| What to work on |
Please transcribe the records precisely; pictures stay out of your copy.

A block of data:
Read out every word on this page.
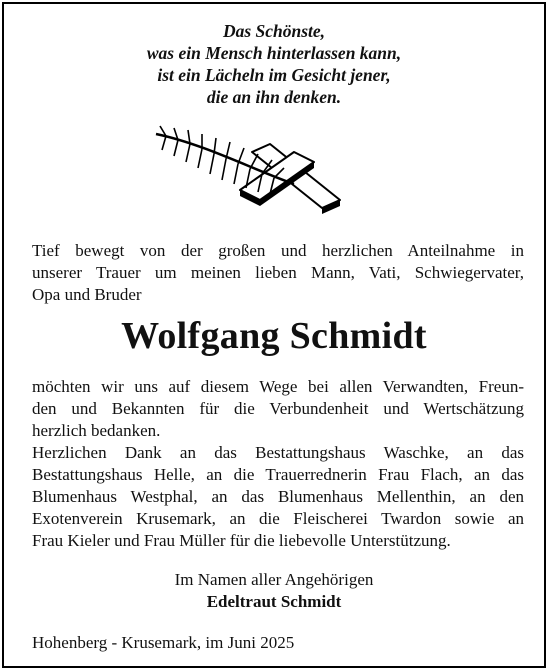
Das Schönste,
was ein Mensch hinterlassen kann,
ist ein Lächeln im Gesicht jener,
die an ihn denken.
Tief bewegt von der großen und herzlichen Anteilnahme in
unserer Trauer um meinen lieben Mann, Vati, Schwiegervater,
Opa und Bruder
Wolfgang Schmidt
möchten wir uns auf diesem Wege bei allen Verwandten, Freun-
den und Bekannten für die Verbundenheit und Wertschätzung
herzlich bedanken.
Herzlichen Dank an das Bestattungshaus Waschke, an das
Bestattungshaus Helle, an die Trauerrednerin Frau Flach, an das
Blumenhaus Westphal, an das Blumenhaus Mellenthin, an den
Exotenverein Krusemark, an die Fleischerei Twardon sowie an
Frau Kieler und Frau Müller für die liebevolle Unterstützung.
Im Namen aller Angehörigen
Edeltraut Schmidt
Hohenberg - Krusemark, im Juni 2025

| Answer for this exercise |
Read out every word on this page.
Das Schönste,
was ein Mensch hinterlassen kann,
ist ein Lächeln im Gesicht jener,
die an ihn denken.
Tief bewegt von der großen und herzlichen Anteilnahme in
unserer Trauer um meinen lieben Mann, Vati, Schwiegervater,
Opa und Bruder
Wolfgang Schmidt
möchten wir uns auf diesem Wege bei allen Verwandten, Freun-
den und Bekannten für die Verbundenheit und Wertschätzung
herzlich bedanken.
Herzlichen Dank an das Bestattungshaus Waschke, an das
Bestattungshaus Helle, an die Trauerrednerin Frau Flach, an das
Blumenhaus Westphal, an das Blumenhaus Mellenthin, an den
Exotenverein Krusemark, an die Fleischerei Twardon sowie an
Frau Kieler und Frau Müller für die liebevolle Unterstützung.
Im Namen aller Angehörigen
Edeltraut Schmidt
Hohenberg - Krusemark, im Juni 2025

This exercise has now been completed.